Task description
Every line of the material below must be repeated exactly.

%%

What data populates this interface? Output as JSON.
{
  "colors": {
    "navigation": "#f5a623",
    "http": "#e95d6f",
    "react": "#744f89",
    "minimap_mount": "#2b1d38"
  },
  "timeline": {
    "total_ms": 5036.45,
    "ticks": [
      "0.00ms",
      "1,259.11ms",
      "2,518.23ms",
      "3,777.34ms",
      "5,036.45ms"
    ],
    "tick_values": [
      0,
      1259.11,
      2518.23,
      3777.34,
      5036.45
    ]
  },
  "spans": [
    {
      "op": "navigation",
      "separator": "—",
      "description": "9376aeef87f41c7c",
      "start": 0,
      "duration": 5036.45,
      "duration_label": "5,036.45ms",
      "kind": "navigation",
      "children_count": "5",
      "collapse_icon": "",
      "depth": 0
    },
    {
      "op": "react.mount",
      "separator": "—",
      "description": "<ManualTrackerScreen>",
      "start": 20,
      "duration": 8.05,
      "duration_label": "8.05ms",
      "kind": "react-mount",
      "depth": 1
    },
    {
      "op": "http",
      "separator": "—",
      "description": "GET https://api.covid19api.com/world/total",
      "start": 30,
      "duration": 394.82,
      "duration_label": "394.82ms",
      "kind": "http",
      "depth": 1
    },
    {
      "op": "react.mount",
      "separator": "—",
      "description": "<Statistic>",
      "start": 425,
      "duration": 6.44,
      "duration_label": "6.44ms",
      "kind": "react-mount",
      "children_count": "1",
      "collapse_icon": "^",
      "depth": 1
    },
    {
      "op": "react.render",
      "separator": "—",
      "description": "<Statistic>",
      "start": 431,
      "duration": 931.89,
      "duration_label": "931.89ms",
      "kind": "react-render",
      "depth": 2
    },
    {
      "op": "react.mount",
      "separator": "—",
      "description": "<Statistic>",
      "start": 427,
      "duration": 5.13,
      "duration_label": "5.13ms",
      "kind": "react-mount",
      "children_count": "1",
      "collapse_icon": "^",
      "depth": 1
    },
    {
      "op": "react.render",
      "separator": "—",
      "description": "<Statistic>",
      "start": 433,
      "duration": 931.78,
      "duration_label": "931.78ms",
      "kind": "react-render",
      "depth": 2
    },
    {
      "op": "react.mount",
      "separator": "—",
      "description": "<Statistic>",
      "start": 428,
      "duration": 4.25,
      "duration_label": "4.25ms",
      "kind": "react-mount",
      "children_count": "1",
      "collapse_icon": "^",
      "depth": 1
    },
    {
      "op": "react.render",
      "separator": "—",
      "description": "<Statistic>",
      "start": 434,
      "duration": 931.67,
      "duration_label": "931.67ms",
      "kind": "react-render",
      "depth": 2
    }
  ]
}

%%

Solution to the problem
What data populates this interface? Output as JSON.
{
  "colors": {
    "navigation": "#f5a623",
    "http": "#e95d6f",
    "react": "#744f89",
    "minimap_mount": "#2b1d38"
  },
  "timeline": {
    "total_ms": 5036.45,
    "ticks": [
      "0.00ms",
      "1,259.11ms",
      "2,518.23ms",
      "3,777.34ms",
      "5,036.45ms"
    ],
    "tick_values": [
      0,
      1259.11,
      2518.23,
      3777.34,
      5036.45
    ]
  },
  "spans": [
    {
      "op": "navigation",
      "separator": "—",
      "description": "9376aeef87f41c7c",
      "start": 0,
      "duration": 5036.45,
      "duration_label": "5,036.45ms",
      "kind": "navigation",
      "children_count": "5",
      "collapse_icon": "",
      "depth": 0
    },
    {
      "op": "react.mount",
      "separator": "—",
      "description": "<ManualTrackerScreen>",
      "start": 20,
      "duration": 8.05,
      "duration_label": "8.05ms",
      "kind": "react-mount",
      "depth": 1
    },
    {
      "op": "http",
      "separator": "—",
      "description": "GET https://api.covid19api.com/world/total",
      "start": 30,
      "duration": 394.82,
      "duration_label": "394.82ms",
      "kind": "http",
      "depth": 1
    },
    {
      "op": "react.mount",
      "separator": "—",
      "description": "<Statistic>",
      "start": 425,
      "duration": 6.44,
      "duration_label": "6.44ms",
      "kind": "react-mount",
      "children_count": "1",
      "collapse_icon": "^",
      "depth": 1
    },
    {
      "op": "react.render",
      "separator": "—",
      "description": "<Statistic>",
      "start": 431,
      "duration": 931.89,
      "duration_label": "931.89ms",
      "kind": "react-render",
      "depth": 2
    },
    {
      "op": "react.mount",
      "separator": "—",
      "description": "<Statistic>",
      "start": 427,
      "duration": 5.13,
      "duration_label": "5.13ms",
      "kind": "react-mount",
      "children_count": "1",
      "collapse_icon": "^",
      "depth": 1
    },
    {
      "op": "react.render",
      "separator": "—",
      "description": "<Statistic>",
      "start": 433,
      "duration": 931.78,
      "duration_label": "931.78ms",
      "kind": "react-render",
      "depth": 2
    },
    {
      "op": "react.mount",
      "separator": "—",
      "description": "<Statistic>",
      "start": 428,
      "duration": 4.25,
      "duration_label": "4.25ms",
      "kind": "react-mount",
      "children_count": "1",
      "collapse_icon": "^",
      "depth": 1
    },
    {
      "op": "react.render",
      "separator": "—",
      "description": "<Statistic>",
      "start": 434,
      "duration": 931.67,
      "duration_label": "931.67ms",
      "kind": "react-render",
      "depth": 2
    }
  ]
}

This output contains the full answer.